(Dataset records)
[Begin]
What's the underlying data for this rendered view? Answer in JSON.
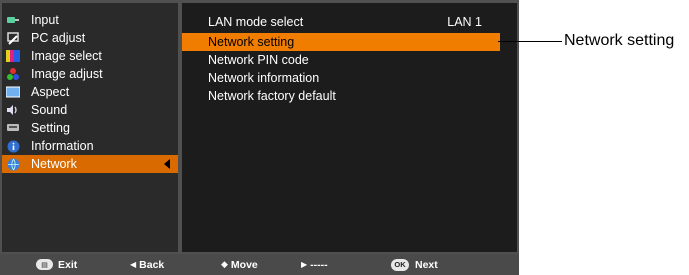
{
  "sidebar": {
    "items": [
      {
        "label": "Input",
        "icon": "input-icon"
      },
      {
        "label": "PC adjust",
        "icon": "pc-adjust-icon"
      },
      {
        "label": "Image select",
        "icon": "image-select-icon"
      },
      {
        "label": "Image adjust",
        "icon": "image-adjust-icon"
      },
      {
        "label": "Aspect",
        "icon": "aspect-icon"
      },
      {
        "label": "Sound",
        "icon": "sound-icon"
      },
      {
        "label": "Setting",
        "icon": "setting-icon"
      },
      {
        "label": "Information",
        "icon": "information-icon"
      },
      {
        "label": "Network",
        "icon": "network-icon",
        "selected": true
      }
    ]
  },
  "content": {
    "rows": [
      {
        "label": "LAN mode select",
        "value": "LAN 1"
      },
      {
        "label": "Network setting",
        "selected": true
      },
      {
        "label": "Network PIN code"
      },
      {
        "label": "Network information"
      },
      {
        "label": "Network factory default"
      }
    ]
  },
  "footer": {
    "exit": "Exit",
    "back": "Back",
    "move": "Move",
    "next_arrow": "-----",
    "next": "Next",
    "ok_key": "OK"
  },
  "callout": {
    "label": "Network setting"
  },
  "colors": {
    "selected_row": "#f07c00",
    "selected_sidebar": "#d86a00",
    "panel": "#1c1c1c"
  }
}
[End]
> Given request: Repeat the records word for word. Any picture in them should be left out.

> Exercise response:
What's the underlying data for this rendered view? Answer in JSON.
{
  "sidebar": {
    "items": [
      {
        "label": "Input",
        "icon": "input-icon"
      },
      {
        "label": "PC adjust",
        "icon": "pc-adjust-icon"
      },
      {
        "label": "Image select",
        "icon": "image-select-icon"
      },
      {
        "label": "Image adjust",
        "icon": "image-adjust-icon"
      },
      {
        "label": "Aspect",
        "icon": "aspect-icon"
      },
      {
        "label": "Sound",
        "icon": "sound-icon"
      },
      {
        "label": "Setting",
        "icon": "setting-icon"
      },
      {
        "label": "Information",
        "icon": "information-icon"
      },
      {
        "label": "Network",
        "icon": "network-icon",
        "selected": true
      }
    ]
  },
  "content": {
    "rows": [
      {
        "label": "LAN mode select",
        "value": "LAN 1"
      },
      {
        "label": "Network setting",
        "selected": true
      },
      {
        "label": "Network PIN code"
      },
      {
        "label": "Network information"
      },
      {
        "label": "Network factory default"
      }
    ]
  },
  "footer": {
    "exit": "Exit",
    "back": "Back",
    "move": "Move",
    "next_arrow": "-----",
    "next": "Next",
    "ok_key": "OK"
  },
  "callout": {
    "label": "Network setting"
  },
  "colors": {
    "selected_row": "#f07c00",
    "selected_sidebar": "#d86a00",
    "panel": "#1c1c1c"
  }
}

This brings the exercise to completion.